• Vorliegender Textauszug:
◇ ◇ ◇ ◇ ◇ ◇ ◇

Vorbereitung des Auslandsaufenthaltes
Meine Erfahrungen mit der Vorbereitung auf meinen Erasmus-Aufenthalt waren insgesamt positiv. Das Erasmus+ Programm wurde gut organisiert, und das International Office der Universität Potsdam stand sowohl per Mail als auch telefonisch und in Präsenz am Campus Neues Palais für Fragen zur Verfügung. Zudem konnte ich erste Unklarheiten und Bedenken mit meiner zuständigen Austauschkoordinatin klären.
Nach dem Einreichen meiner Bewerbungsunterlagen erhielt ich schnell eine Bestätigung über dessen Eingang und den Hinweis zu noch nachzureichenden Dokumenten. Für die endgültige Rückmeldung über die Auswahl der Partnerhochschule musste ich mich jedoch bis Mitte März gedulden. Leider wurde ich nicht für Valencia, meine Wunschstadt, ausgewählt, jedoch bekam ich für meinen Zweitwunsch in Murcia einen Platz. Nach der erfolgreichen Annahme meines Erasmusangebotes gab es viele Formulare, die im Erasmus-Portal hochgeladen und an die Partneruniversität geschickt werden mussten. Die Informationen dafür ließen sich mit der Auseinandersetzung der Erasmus-Website der Uni Potsdam finden und auch aus zahlreichen Mails entnehmen. Dank einer umfassenden Infoveranstaltung für alle Erasmus-Studierenden wurden die Einzelheiten im Endstadium vor dem Auslandaufenthalt ausführlich besprochen und wichtige Aspekte hervorgehoben, die es zu beachten galt. Die Bewerbungsunterlagen für die Gasthochschule waren umfangreich, erforderten jedoch keine unlösbaren Herausforderungen. An der Universität Potsdam war der Support stets verfügbar, sodass ich mich gut aufgehoben gefühlt habe. Dennoch war der bürokratische Aufwand nicht zu unterschätzen, und das Ausfüllen sowie das Einreichen der Formulare nahm viel Zeit in Anspruch. Das Erasmus-Team verschickte jedoch regelmäßig Erinnerungen zu fehlenden Dokumenten, was hilfreich war.
Die Kontaktaufnahme mit der Gasthochschule nach der Zusage nahm etwas Zeit in Anspruch, da die Rückmeldungen nicht immer sofort kamen. Besonders wichtig war es, die Ferienzeiten der ausländischen Universität zu berücksichtigen und einzuplanen. In meinem Fall war die Uni Murcia während des gesamten Augusts geschlossen, sodass frühzeitige Kontaktaufnahme für letzte Fragen vor dem Semesterstart Anfang September notwendig war. In Murcia gab es zudem ein Buddy-System, bei dem internationalen Studierenden auf Wunsch ein lokaler Ansprechpartner zugewiesen wurde. Ich habe dieses Angebot genutzt und fand es besonders zu Beginn hilfreich. Mein Buddy war zwar nicht sehr aktiv, aber gut über WhatsApp erreichbar, was sich für den Anfang als praktisch erwiesen hat.

◇ ◇ ◇ ◇ ◇ ◇ ◇

• Rohdaten:
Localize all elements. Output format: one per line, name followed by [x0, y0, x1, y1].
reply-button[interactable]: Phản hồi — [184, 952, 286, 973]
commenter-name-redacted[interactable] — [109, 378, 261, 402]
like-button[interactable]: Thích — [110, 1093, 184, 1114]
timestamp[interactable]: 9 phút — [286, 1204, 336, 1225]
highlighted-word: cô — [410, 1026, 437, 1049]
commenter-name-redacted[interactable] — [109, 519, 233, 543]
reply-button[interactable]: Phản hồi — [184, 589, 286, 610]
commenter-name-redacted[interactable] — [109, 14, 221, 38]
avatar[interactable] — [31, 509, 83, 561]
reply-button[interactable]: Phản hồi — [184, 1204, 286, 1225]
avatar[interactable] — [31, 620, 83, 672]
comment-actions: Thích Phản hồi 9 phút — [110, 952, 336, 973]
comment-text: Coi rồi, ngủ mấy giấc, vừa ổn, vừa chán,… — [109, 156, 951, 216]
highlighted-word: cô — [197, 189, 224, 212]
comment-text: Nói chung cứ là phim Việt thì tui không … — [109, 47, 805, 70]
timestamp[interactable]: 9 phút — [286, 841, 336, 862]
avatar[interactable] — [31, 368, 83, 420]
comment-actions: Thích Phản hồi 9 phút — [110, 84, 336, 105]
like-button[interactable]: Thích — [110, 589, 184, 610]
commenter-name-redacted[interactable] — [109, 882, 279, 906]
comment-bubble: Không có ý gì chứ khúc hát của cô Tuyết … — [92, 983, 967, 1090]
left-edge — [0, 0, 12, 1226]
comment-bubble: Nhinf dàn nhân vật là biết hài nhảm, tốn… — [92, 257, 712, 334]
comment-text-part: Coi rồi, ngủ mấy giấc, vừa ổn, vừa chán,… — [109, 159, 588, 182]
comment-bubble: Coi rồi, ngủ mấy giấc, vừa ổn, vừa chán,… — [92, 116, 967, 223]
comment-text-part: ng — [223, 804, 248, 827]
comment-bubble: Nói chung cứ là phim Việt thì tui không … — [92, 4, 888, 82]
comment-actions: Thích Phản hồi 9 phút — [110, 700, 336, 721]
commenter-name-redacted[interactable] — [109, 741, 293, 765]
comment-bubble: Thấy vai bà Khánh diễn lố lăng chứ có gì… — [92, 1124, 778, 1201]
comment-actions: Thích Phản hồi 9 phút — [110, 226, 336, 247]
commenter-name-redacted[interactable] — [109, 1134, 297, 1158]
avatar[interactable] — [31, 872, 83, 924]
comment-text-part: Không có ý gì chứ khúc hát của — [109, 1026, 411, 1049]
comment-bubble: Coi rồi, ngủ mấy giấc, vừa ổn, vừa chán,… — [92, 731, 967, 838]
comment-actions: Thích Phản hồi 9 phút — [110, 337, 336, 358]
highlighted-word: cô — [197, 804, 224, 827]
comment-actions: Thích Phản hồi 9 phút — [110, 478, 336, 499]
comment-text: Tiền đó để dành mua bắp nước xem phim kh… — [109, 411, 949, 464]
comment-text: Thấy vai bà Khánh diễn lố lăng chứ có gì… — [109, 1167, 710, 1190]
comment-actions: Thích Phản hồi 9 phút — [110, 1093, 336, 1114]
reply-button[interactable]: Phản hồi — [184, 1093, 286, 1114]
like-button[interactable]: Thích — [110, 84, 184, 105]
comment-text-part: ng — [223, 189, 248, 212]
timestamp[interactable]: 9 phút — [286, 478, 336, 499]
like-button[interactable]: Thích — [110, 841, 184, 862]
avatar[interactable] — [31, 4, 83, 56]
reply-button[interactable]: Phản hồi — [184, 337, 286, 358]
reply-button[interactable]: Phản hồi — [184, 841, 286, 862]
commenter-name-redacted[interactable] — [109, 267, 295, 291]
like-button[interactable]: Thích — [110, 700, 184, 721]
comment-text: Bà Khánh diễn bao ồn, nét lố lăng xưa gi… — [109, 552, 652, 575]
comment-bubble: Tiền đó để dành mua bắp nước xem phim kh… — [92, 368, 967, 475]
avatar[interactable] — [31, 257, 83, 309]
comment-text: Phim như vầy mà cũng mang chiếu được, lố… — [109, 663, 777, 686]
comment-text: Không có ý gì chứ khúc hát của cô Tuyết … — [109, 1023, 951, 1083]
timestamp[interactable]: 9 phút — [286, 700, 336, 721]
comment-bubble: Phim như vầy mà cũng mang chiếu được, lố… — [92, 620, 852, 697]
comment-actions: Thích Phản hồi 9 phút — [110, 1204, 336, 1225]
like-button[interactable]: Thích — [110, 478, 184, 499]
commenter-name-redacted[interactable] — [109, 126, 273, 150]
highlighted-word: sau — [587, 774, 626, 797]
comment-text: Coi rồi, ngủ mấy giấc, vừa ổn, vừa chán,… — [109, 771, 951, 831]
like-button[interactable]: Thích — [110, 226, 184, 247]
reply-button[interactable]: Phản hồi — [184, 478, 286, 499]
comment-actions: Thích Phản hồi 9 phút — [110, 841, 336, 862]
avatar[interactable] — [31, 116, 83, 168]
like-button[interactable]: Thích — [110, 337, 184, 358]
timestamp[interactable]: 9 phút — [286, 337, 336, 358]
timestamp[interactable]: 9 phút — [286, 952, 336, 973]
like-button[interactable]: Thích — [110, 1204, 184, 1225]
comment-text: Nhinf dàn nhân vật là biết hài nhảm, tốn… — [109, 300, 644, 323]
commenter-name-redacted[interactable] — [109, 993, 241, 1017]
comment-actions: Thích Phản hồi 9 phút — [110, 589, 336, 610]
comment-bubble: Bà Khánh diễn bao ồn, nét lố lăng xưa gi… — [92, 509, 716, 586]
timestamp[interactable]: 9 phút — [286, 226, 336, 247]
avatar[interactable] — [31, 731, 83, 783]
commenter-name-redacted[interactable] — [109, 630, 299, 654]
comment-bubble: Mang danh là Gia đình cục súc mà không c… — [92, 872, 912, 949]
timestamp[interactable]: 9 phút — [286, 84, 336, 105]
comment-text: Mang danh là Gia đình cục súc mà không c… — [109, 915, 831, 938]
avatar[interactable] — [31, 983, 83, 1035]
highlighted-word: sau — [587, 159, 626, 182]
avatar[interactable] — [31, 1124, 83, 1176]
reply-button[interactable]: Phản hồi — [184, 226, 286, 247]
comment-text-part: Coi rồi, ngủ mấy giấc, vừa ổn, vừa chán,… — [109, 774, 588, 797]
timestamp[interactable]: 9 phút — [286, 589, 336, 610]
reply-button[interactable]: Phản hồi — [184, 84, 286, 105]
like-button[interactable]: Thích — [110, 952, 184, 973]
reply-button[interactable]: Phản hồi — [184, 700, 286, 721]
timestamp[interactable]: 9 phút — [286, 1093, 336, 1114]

◇ ◇ ◇ ◇ ◇ ◇ ◇

• Aufgabe: Wann war die Universität Murcia laut dem Bericht zur Erasmus-Vorbereitung geschlossen?

• Antwort zur Aufgabe: Während des gesamten Augusts.